Write out the data below in full. Keep it exact.

(Stored entries)
···

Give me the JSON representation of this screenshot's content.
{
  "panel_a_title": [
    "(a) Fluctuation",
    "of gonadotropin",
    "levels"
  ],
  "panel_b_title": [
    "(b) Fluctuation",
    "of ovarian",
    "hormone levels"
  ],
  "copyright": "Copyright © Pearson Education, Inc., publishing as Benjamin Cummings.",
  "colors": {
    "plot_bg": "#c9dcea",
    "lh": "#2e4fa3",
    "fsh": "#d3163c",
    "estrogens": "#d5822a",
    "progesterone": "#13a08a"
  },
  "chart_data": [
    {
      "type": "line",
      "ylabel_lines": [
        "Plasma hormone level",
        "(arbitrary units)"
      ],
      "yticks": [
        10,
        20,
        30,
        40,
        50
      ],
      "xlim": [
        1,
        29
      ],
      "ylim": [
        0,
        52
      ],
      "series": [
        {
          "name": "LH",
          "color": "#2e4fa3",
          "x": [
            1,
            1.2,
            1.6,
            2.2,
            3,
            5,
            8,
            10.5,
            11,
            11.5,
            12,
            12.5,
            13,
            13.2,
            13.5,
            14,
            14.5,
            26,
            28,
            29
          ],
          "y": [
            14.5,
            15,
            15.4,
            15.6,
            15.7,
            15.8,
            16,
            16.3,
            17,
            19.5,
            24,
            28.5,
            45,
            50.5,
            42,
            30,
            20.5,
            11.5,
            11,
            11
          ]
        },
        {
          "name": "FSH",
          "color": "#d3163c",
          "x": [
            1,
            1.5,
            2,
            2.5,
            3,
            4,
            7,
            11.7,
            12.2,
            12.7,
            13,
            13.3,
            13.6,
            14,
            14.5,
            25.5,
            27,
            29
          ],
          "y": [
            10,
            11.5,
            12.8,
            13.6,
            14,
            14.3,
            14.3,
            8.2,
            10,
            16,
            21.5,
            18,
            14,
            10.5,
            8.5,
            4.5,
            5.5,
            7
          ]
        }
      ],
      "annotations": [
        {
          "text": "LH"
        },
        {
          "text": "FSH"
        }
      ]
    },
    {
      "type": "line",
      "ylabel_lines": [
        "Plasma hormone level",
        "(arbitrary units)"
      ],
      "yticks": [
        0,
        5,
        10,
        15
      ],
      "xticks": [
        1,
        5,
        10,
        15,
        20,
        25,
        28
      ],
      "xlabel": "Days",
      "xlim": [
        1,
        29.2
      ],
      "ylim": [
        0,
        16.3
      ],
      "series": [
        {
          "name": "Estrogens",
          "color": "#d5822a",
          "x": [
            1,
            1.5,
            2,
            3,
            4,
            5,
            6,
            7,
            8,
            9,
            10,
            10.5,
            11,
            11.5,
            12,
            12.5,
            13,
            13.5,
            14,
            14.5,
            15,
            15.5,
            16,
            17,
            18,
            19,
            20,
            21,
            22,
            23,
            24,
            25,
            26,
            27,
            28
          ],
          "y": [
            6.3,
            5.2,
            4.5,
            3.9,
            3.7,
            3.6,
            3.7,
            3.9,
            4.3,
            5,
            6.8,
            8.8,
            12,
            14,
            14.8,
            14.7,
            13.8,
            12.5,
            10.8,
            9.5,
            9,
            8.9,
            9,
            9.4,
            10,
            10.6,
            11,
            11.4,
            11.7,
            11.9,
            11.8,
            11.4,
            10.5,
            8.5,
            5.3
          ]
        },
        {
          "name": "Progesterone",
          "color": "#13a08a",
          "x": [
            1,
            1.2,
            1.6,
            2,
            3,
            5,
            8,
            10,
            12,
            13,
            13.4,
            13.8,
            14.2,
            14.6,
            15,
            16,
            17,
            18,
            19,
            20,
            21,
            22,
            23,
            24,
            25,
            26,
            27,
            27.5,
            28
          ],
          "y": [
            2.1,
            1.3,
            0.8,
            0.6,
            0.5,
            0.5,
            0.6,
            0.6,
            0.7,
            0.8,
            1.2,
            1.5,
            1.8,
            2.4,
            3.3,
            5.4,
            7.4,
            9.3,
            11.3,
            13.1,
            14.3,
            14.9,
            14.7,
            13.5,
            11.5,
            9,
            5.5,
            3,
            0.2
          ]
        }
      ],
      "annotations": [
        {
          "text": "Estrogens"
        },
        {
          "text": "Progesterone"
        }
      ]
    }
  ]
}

···

* _Complete answer_:
Give me the JSON representation of this screenshot's content.
{
  "panel_a_title": [
    "(a) Fluctuation",
    "of gonadotropin",
    "levels"
  ],
  "panel_b_title": [
    "(b) Fluctuation",
    "of ovarian",
    "hormone levels"
  ],
  "copyright": "Copyright © Pearson Education, Inc., publishing as Benjamin Cummings.",
  "colors": {
    "plot_bg": "#c9dcea",
    "lh": "#2e4fa3",
    "fsh": "#d3163c",
    "estrogens": "#d5822a",
    "progesterone": "#13a08a"
  },
  "chart_data": [
    {
      "type": "line",
      "ylabel_lines": [
        "Plasma hormone level",
        "(arbitrary units)"
      ],
      "yticks": [
        10,
        20,
        30,
        40,
        50
      ],
      "xlim": [
        1,
        29
      ],
      "ylim": [
        0,
        52
      ],
      "series": [
        {
          "name": "LH",
          "color": "#2e4fa3",
          "x": [
            1,
            1.2,
            1.6,
            2.2,
            3,
            5,
            8,
            10.5,
            11,
            11.5,
            12,
            12.5,
            13,
            13.2,
            13.5,
            14,
            14.5,
            26,
            28,
            29
          ],
          "y": [
            14.5,
            15,
            15.4,
            15.6,
            15.7,
            15.8,
            16,
            16.3,
            17,
            19.5,
            24,
            28.5,
            45,
            50.5,
            42,
            30,
            20.5,
            11.5,
            11,
            11
          ]
        },
        {
          "name": "FSH",
          "color": "#d3163c",
          "x": [
            1,
            1.5,
            2,
            2.5,
            3,
            4,
            7,
            11.7,
            12.2,
            12.7,
            13,
            13.3,
            13.6,
            14,
            14.5,
            25.5,
            27,
            29
          ],
          "y": [
            10,
            11.5,
            12.8,
            13.6,
            14,
            14.3,
            14.3,
            8.2,
            10,
            16,
            21.5,
            18,
            14,
            10.5,
            8.5,
            4.5,
            5.5,
            7
          ]
        }
      ],
      "annotations": [
        {
          "text": "LH"
        },
        {
          "text": "FSH"
        }
      ]
    },
    {
      "type": "line",
      "ylabel_lines": [
        "Plasma hormone level",
        "(arbitrary units)"
      ],
      "yticks": [
        0,
        5,
        10,
        15
      ],
      "xticks": [
        1,
        5,
        10,
        15,
        20,
        25,
        28
      ],
      "xlabel": "Days",
      "xlim": [
        1,
        29.2
      ],
      "ylim": [
        0,
        16.3
      ],
      "series": [
        {
          "name": "Estrogens",
          "color": "#d5822a",
          "x": [
            1,
            1.5,
            2,
            3,
            4,
            5,
            6,
            7,
            8,
            9,
            10,
            10.5,
            11,
            11.5,
            12,
            12.5,
            13,
            13.5,
            14,
            14.5,
            15,
            15.5,
            16,
            17,
            18,
            19,
            20,
            21,
            22,
            23,
            24,
            25,
            26,
            27,
            28
          ],
          "y": [
            6.3,
            5.2,
            4.5,
            3.9,
            3.7,
            3.6,
            3.7,
            3.9,
            4.3,
            5,
            6.8,
            8.8,
            12,
            14,
            14.8,
            14.7,
            13.8,
            12.5,
            10.8,
            9.5,
            9,
            8.9,
            9,
            9.4,
            10,
            10.6,
            11,
            11.4,
            11.7,
            11.9,
            11.8,
            11.4,
            10.5,
            8.5,
            5.3
          ]
        },
        {
          "name": "Progesterone",
          "color": "#13a08a",
          "x": [
            1,
            1.2,
            1.6,
            2,
            3,
            5,
            8,
            10,
            12,
            13,
            13.4,
            13.8,
            14.2,
            14.6,
            15,
            16,
            17,
            18,
            19,
            20,
            21,
            22,
            23,
            24,
            25,
            26,
            27,
            27.5,
            28
          ],
          "y": [
            2.1,
            1.3,
            0.8,
            0.6,
            0.5,
            0.5,
            0.6,
            0.6,
            0.7,
            0.8,
            1.2,
            1.5,
            1.8,
            2.4,
            3.3,
            5.4,
            7.4,
            9.3,
            11.3,
            13.1,
            14.3,
            14.9,
            14.7,
            13.5,
            11.5,
            9,
            5.5,
            3,
            0.2
          ]
        }
      ],
      "annotations": [
        {
          "text": "Estrogens"
        },
        {
          "text": "Progesterone"
        }
      ]
    }
  ]
}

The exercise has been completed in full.